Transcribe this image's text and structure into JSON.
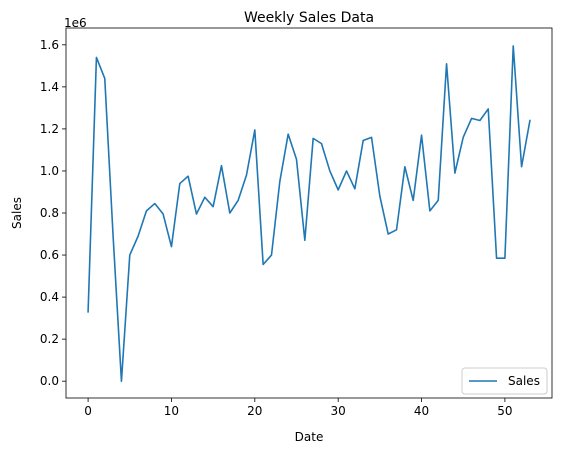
{
  "chart_data": {
    "type": "line",
    "title": "Weekly Sales Data",
    "xlabel": "Date",
    "ylabel": "Sales",
    "y_scale_label": "1e6",
    "xlim": [
      -2.65,
      55.65
    ],
    "ylim": [
      -80000,
      1680000
    ],
    "x_ticks": [
      0,
      10,
      20,
      30,
      40,
      50
    ],
    "y_ticks": [
      0,
      200000,
      400000,
      600000,
      800000,
      1000000,
      1200000,
      1400000,
      1600000
    ],
    "y_tick_labels": [
      "0.0",
      "0.2",
      "0.4",
      "0.6",
      "0.8",
      "1.0",
      "1.2",
      "1.4",
      "1.6"
    ],
    "grid": false,
    "legend_position": "lower-right",
    "colors": {
      "line": "#1f77b4"
    },
    "series": [
      {
        "name": "Sales",
        "x": [
          0,
          1,
          2,
          3,
          4,
          5,
          6,
          7,
          8,
          9,
          10,
          11,
          12,
          13,
          14,
          15,
          16,
          17,
          18,
          19,
          20,
          21,
          22,
          23,
          24,
          25,
          26,
          27,
          28,
          29,
          30,
          31,
          32,
          33,
          34,
          35,
          36,
          37,
          38,
          39,
          40,
          41,
          42,
          43,
          44,
          45,
          46,
          47,
          48,
          49,
          50,
          51,
          52,
          53
        ],
        "values": [
          330000,
          1540000,
          1440000,
          690000,
          0,
          600000,
          690000,
          810000,
          845000,
          795000,
          640000,
          940000,
          975000,
          795000,
          875000,
          830000,
          1025000,
          800000,
          860000,
          980000,
          1195000,
          555000,
          600000,
          950000,
          1175000,
          1055000,
          670000,
          1155000,
          1130000,
          1000000,
          910000,
          1000000,
          915000,
          1145000,
          1160000,
          880000,
          700000,
          720000,
          1020000,
          860000,
          1170000,
          810000,
          860000,
          1510000,
          990000,
          1160000,
          1250000,
          1240000,
          1295000,
          585000,
          585000,
          1595000,
          1020000,
          1240000
        ]
      }
    ]
  }
}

## What is required
The records above are to be reproduced exactly; the pictures are to be left out.

## Exercise output
Transcribe this image's text and structure into JSON.
{
  "chart_data": {
    "type": "line",
    "title": "Weekly Sales Data",
    "xlabel": "Date",
    "ylabel": "Sales",
    "y_scale_label": "1e6",
    "xlim": [
      -2.65,
      55.65
    ],
    "ylim": [
      -80000,
      1680000
    ],
    "x_ticks": [
      0,
      10,
      20,
      30,
      40,
      50
    ],
    "y_ticks": [
      0,
      200000,
      400000,
      600000,
      800000,
      1000000,
      1200000,
      1400000,
      1600000
    ],
    "y_tick_labels": [
      "0.0",
      "0.2",
      "0.4",
      "0.6",
      "0.8",
      "1.0",
      "1.2",
      "1.4",
      "1.6"
    ],
    "grid": false,
    "legend_position": "lower-right",
    "colors": {
      "line": "#1f77b4"
    },
    "series": [
      {
        "name": "Sales",
        "x": [
          0,
          1,
          2,
          3,
          4,
          5,
          6,
          7,
          8,
          9,
          10,
          11,
          12,
          13,
          14,
          15,
          16,
          17,
          18,
          19,
          20,
          21,
          22,
          23,
          24,
          25,
          26,
          27,
          28,
          29,
          30,
          31,
          32,
          33,
          34,
          35,
          36,
          37,
          38,
          39,
          40,
          41,
          42,
          43,
          44,
          45,
          46,
          47,
          48,
          49,
          50,
          51,
          52,
          53
        ],
        "values": [
          330000,
          1540000,
          1440000,
          690000,
          0,
          600000,
          690000,
          810000,
          845000,
          795000,
          640000,
          940000,
          975000,
          795000,
          875000,
          830000,
          1025000,
          800000,
          860000,
          980000,
          1195000,
          555000,
          600000,
          950000,
          1175000,
          1055000,
          670000,
          1155000,
          1130000,
          1000000,
          910000,
          1000000,
          915000,
          1145000,
          1160000,
          880000,
          700000,
          720000,
          1020000,
          860000,
          1170000,
          810000,
          860000,
          1510000,
          990000,
          1160000,
          1250000,
          1240000,
          1295000,
          585000,
          585000,
          1595000,
          1020000,
          1240000
        ]
      }
    ]
  }
}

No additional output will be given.